Provided material:
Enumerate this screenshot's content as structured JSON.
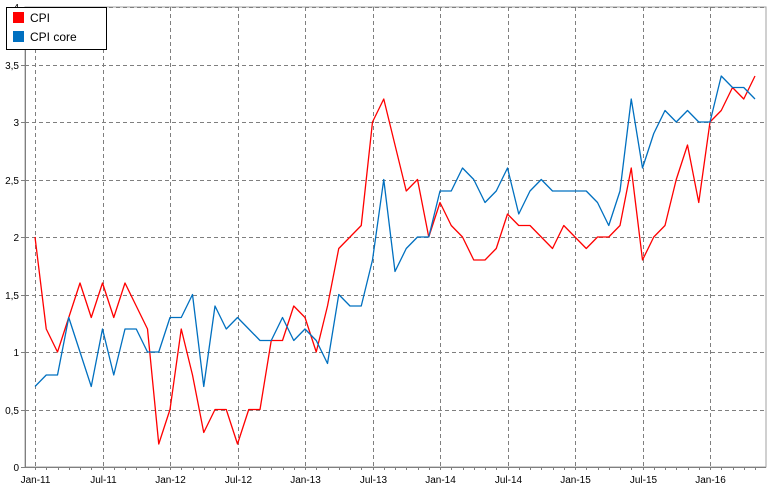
{
  "chart_data": {
    "type": "line",
    "title": "",
    "xlabel": "",
    "ylabel": "",
    "grid": true,
    "legend_position": "top-left",
    "ylim": [
      0,
      4
    ],
    "y_ticks": [
      "0",
      "0,5",
      "1",
      "1,5",
      "2",
      "2,5",
      "3",
      "3,5",
      "4"
    ],
    "x_ticks": [
      "Jan-11",
      "Jul-11",
      "Jan-12",
      "Jul-12",
      "Jan-13",
      "Jul-13",
      "Jan-14",
      "Jul-14",
      "Jan-15",
      "Jul-15",
      "Jan-16"
    ],
    "x": [
      "Jan-11",
      "Feb-11",
      "Mar-11",
      "Apr-11",
      "May-11",
      "Jun-11",
      "Jul-11",
      "Aug-11",
      "Sep-11",
      "Oct-11",
      "Nov-11",
      "Dec-11",
      "Jan-12",
      "Feb-12",
      "Mar-12",
      "Apr-12",
      "May-12",
      "Jun-12",
      "Jul-12",
      "Aug-12",
      "Sep-12",
      "Oct-12",
      "Nov-12",
      "Dec-12",
      "Jan-13",
      "Feb-13",
      "Mar-13",
      "Apr-13",
      "May-13",
      "Jun-13",
      "Jul-13",
      "Aug-13",
      "Sep-13",
      "Oct-13",
      "Nov-13",
      "Dec-13",
      "Jan-14",
      "Feb-14",
      "Mar-14",
      "Apr-14",
      "May-14",
      "Jun-14",
      "Jul-14",
      "Aug-14",
      "Sep-14",
      "Oct-14",
      "Nov-14",
      "Dec-14",
      "Jan-15",
      "Feb-15",
      "Mar-15",
      "Apr-15",
      "May-15",
      "Jun-15",
      "Jul-15",
      "Aug-15",
      "Sep-15",
      "Oct-15",
      "Nov-15",
      "Dec-15",
      "Jan-16",
      "Feb-16",
      "Mar-16",
      "Apr-16",
      "May-16"
    ],
    "series": [
      {
        "name": "CPI",
        "color": "#ff0000",
        "values": [
          2.0,
          1.2,
          1.0,
          1.3,
          1.6,
          1.3,
          1.6,
          1.3,
          1.6,
          1.4,
          1.2,
          0.2,
          0.5,
          1.2,
          0.8,
          0.3,
          0.5,
          0.5,
          0.2,
          0.5,
          0.5,
          1.1,
          1.1,
          1.4,
          1.3,
          1.0,
          1.4,
          1.9,
          2.0,
          2.1,
          3.0,
          3.2,
          2.8,
          2.4,
          2.5,
          2.0,
          2.3,
          2.1,
          2.0,
          1.8,
          1.8,
          1.9,
          2.2,
          2.1,
          2.1,
          2.0,
          1.9,
          2.1,
          2.0,
          1.9,
          2.0,
          2.0,
          2.1,
          2.6,
          1.8,
          2.0,
          2.1,
          2.5,
          2.8,
          2.3,
          3.0,
          3.1,
          3.3,
          3.2,
          3.4
        ]
      },
      {
        "name": "CPI core",
        "color": "#0070c0",
        "values": [
          0.7,
          0.8,
          0.8,
          1.3,
          1.0,
          0.7,
          1.2,
          0.8,
          1.2,
          1.2,
          1.0,
          1.0,
          1.3,
          1.3,
          1.5,
          0.7,
          1.4,
          1.2,
          1.3,
          1.2,
          1.1,
          1.1,
          1.3,
          1.1,
          1.2,
          1.1,
          0.9,
          1.5,
          1.4,
          1.4,
          1.8,
          2.5,
          1.7,
          1.9,
          2.0,
          2.0,
          2.4,
          2.4,
          2.6,
          2.5,
          2.3,
          2.4,
          2.6,
          2.2,
          2.4,
          2.5,
          2.4,
          2.4,
          2.4,
          2.4,
          2.3,
          2.1,
          2.4,
          3.2,
          2.6,
          2.9,
          3.1,
          3.0,
          3.1,
          3.0,
          3.0,
          3.4,
          3.3,
          3.3,
          3.2
        ]
      }
    ]
  }
}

Directions: Write out again every line above exactly as given; the pictures do not belong in the copy.

Full answer:
Enumerate this screenshot's content as structured JSON.
{
  "chart_data": {
    "type": "line",
    "title": "",
    "xlabel": "",
    "ylabel": "",
    "grid": true,
    "legend_position": "top-left",
    "ylim": [
      0,
      4
    ],
    "y_ticks": [
      "0",
      "0,5",
      "1",
      "1,5",
      "2",
      "2,5",
      "3",
      "3,5",
      "4"
    ],
    "x_ticks": [
      "Jan-11",
      "Jul-11",
      "Jan-12",
      "Jul-12",
      "Jan-13",
      "Jul-13",
      "Jan-14",
      "Jul-14",
      "Jan-15",
      "Jul-15",
      "Jan-16"
    ],
    "x": [
      "Jan-11",
      "Feb-11",
      "Mar-11",
      "Apr-11",
      "May-11",
      "Jun-11",
      "Jul-11",
      "Aug-11",
      "Sep-11",
      "Oct-11",
      "Nov-11",
      "Dec-11",
      "Jan-12",
      "Feb-12",
      "Mar-12",
      "Apr-12",
      "May-12",
      "Jun-12",
      "Jul-12",
      "Aug-12",
      "Sep-12",
      "Oct-12",
      "Nov-12",
      "Dec-12",
      "Jan-13",
      "Feb-13",
      "Mar-13",
      "Apr-13",
      "May-13",
      "Jun-13",
      "Jul-13",
      "Aug-13",
      "Sep-13",
      "Oct-13",
      "Nov-13",
      "Dec-13",
      "Jan-14",
      "Feb-14",
      "Mar-14",
      "Apr-14",
      "May-14",
      "Jun-14",
      "Jul-14",
      "Aug-14",
      "Sep-14",
      "Oct-14",
      "Nov-14",
      "Dec-14",
      "Jan-15",
      "Feb-15",
      "Mar-15",
      "Apr-15",
      "May-15",
      "Jun-15",
      "Jul-15",
      "Aug-15",
      "Sep-15",
      "Oct-15",
      "Nov-15",
      "Dec-15",
      "Jan-16",
      "Feb-16",
      "Mar-16",
      "Apr-16",
      "May-16"
    ],
    "series": [
      {
        "name": "CPI",
        "color": "#ff0000",
        "values": [
          2.0,
          1.2,
          1.0,
          1.3,
          1.6,
          1.3,
          1.6,
          1.3,
          1.6,
          1.4,
          1.2,
          0.2,
          0.5,
          1.2,
          0.8,
          0.3,
          0.5,
          0.5,
          0.2,
          0.5,
          0.5,
          1.1,
          1.1,
          1.4,
          1.3,
          1.0,
          1.4,
          1.9,
          2.0,
          2.1,
          3.0,
          3.2,
          2.8,
          2.4,
          2.5,
          2.0,
          2.3,
          2.1,
          2.0,
          1.8,
          1.8,
          1.9,
          2.2,
          2.1,
          2.1,
          2.0,
          1.9,
          2.1,
          2.0,
          1.9,
          2.0,
          2.0,
          2.1,
          2.6,
          1.8,
          2.0,
          2.1,
          2.5,
          2.8,
          2.3,
          3.0,
          3.1,
          3.3,
          3.2,
          3.4
        ]
      },
      {
        "name": "CPI core",
        "color": "#0070c0",
        "values": [
          0.7,
          0.8,
          0.8,
          1.3,
          1.0,
          0.7,
          1.2,
          0.8,
          1.2,
          1.2,
          1.0,
          1.0,
          1.3,
          1.3,
          1.5,
          0.7,
          1.4,
          1.2,
          1.3,
          1.2,
          1.1,
          1.1,
          1.3,
          1.1,
          1.2,
          1.1,
          0.9,
          1.5,
          1.4,
          1.4,
          1.8,
          2.5,
          1.7,
          1.9,
          2.0,
          2.0,
          2.4,
          2.4,
          2.6,
          2.5,
          2.3,
          2.4,
          2.6,
          2.2,
          2.4,
          2.5,
          2.4,
          2.4,
          2.4,
          2.4,
          2.3,
          2.1,
          2.4,
          3.2,
          2.6,
          2.9,
          3.1,
          3.0,
          3.1,
          3.0,
          3.0,
          3.4,
          3.3,
          3.3,
          3.2
        ]
      }
    ]
  }
}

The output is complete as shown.